• _Task statement_:
From the entries that follow, gather each line holding the word "poco".

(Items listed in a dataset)
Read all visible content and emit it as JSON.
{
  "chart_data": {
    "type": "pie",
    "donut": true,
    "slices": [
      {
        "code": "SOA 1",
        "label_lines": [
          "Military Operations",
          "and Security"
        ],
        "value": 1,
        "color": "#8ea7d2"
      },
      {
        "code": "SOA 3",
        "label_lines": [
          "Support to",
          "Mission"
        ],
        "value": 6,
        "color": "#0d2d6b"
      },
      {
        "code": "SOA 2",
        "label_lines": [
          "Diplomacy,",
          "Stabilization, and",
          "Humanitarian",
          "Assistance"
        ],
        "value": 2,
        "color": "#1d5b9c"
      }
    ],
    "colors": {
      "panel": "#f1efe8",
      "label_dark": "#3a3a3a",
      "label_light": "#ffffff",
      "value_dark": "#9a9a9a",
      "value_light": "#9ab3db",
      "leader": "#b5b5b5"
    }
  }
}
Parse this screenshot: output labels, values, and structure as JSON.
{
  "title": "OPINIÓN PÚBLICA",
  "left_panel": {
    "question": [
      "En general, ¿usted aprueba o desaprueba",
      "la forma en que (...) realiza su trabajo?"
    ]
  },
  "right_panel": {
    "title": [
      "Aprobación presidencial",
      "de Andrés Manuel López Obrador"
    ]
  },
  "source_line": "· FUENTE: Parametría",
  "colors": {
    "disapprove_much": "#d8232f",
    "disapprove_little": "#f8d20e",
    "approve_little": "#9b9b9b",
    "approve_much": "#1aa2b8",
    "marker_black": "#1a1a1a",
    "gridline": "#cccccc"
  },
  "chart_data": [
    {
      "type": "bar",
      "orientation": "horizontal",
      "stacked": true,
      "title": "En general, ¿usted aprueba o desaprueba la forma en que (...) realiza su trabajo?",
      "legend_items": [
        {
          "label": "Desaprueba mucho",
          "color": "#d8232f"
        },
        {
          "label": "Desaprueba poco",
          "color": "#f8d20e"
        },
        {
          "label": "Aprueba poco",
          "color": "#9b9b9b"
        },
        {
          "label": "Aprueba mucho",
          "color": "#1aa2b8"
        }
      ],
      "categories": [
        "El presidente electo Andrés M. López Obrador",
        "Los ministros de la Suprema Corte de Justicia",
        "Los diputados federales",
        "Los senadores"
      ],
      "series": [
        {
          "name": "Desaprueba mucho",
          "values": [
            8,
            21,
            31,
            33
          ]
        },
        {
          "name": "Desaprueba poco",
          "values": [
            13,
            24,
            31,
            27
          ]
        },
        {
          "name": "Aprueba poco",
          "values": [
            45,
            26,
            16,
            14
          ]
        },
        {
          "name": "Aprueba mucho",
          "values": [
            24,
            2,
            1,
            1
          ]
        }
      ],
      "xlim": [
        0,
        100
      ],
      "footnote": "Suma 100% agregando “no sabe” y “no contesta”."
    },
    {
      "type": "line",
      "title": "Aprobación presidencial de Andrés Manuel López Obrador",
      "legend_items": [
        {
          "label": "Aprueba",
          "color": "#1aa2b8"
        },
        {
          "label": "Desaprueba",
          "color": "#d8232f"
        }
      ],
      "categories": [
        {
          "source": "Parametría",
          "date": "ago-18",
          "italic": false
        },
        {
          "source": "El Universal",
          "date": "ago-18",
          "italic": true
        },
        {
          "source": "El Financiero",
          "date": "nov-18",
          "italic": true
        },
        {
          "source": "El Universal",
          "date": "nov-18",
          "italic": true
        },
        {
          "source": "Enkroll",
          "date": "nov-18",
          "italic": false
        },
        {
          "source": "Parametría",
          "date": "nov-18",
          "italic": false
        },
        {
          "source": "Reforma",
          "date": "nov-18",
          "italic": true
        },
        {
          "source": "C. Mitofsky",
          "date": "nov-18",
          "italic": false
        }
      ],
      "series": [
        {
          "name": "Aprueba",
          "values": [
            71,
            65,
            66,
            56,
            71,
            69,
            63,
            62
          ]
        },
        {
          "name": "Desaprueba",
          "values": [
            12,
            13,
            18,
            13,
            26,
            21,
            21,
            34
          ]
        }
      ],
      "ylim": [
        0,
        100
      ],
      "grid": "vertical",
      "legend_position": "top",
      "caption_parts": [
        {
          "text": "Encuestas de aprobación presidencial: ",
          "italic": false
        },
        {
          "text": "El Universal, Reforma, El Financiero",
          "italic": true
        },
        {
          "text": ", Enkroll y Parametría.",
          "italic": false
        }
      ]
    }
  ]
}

• _Solution to the exercise_:
          "label": "Desaprueba poco",
          "label": "Aprueba poco",
          "name": "Desaprueba poco",
          "name": "Aprueba poco",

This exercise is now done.